● Written request
Return a copy of every line in the records that includes the word "cases".

=======

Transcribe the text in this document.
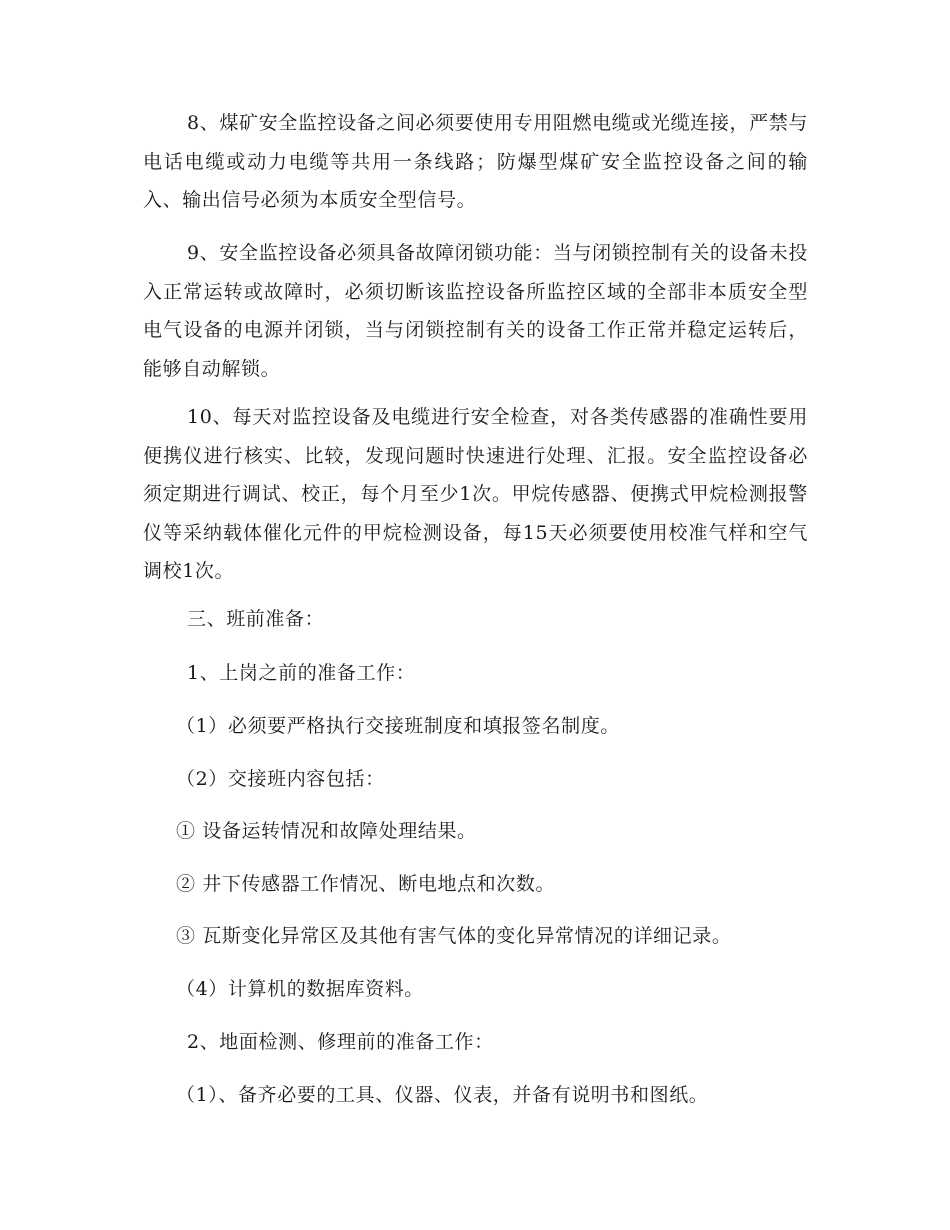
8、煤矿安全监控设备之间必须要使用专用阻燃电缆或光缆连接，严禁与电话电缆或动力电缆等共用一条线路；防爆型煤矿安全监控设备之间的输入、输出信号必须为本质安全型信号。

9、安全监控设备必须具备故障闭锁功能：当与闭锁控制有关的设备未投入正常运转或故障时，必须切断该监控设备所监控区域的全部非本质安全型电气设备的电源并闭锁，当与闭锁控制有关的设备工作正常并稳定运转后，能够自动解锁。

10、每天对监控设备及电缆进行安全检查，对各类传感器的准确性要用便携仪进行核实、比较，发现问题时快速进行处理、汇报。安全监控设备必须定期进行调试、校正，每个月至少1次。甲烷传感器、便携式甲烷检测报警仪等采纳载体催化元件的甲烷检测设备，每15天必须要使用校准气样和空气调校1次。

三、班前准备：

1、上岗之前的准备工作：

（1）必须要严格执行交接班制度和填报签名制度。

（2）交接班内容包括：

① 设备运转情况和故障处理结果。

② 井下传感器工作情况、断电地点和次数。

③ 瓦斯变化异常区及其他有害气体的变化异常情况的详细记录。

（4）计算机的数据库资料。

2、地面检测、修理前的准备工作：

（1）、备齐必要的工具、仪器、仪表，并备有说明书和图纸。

=======

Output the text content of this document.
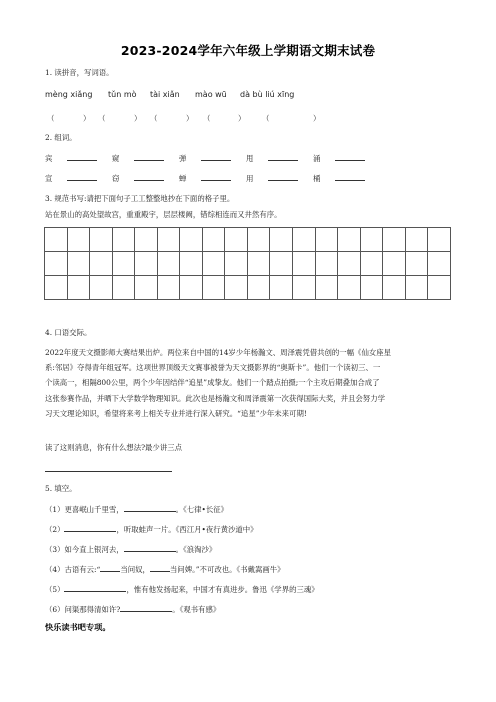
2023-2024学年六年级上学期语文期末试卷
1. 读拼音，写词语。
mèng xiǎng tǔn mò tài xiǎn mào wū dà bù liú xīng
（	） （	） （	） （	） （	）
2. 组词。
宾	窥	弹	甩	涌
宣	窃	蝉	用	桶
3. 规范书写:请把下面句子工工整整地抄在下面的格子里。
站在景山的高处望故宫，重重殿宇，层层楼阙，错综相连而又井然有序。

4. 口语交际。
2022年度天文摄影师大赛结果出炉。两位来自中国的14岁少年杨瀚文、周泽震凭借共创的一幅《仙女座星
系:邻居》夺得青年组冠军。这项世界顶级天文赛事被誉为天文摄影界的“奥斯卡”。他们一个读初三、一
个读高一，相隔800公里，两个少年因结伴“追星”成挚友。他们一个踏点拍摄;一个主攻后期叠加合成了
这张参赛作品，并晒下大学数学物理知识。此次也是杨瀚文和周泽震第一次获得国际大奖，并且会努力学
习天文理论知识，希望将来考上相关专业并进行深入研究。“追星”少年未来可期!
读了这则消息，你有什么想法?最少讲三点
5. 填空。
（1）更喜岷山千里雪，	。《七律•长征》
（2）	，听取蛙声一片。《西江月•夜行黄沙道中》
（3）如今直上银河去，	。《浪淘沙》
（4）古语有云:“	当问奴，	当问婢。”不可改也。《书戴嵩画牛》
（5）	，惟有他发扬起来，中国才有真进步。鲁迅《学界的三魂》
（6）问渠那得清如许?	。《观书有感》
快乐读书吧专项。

=======

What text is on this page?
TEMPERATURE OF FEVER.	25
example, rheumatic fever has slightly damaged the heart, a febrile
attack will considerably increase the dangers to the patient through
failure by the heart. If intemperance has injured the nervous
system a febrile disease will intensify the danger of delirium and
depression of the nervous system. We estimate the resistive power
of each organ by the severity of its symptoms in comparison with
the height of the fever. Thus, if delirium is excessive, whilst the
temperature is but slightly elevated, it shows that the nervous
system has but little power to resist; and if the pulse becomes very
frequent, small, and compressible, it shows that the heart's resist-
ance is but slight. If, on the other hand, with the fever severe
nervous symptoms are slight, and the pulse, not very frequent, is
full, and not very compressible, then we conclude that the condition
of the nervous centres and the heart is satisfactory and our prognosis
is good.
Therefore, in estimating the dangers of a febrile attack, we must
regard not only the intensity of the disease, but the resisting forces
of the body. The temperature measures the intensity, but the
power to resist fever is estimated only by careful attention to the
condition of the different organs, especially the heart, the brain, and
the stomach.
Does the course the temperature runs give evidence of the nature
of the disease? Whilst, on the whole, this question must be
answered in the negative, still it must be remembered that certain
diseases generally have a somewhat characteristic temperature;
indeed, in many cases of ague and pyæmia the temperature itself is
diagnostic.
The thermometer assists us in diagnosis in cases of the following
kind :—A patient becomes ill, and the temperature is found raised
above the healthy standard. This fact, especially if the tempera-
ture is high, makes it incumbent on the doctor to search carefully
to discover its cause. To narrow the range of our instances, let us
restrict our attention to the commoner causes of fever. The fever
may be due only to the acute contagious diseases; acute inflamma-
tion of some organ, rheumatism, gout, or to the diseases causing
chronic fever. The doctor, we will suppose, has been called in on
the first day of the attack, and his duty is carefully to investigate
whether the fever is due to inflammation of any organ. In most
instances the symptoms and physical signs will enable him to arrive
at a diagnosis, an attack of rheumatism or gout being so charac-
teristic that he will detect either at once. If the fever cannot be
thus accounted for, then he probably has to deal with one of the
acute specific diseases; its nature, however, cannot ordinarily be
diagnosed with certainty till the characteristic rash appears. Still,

=======

● Task result
indeed, in many cases of ague and pyæmia the temperature itself is
The thermometer assists us in diagnosis in cases of the following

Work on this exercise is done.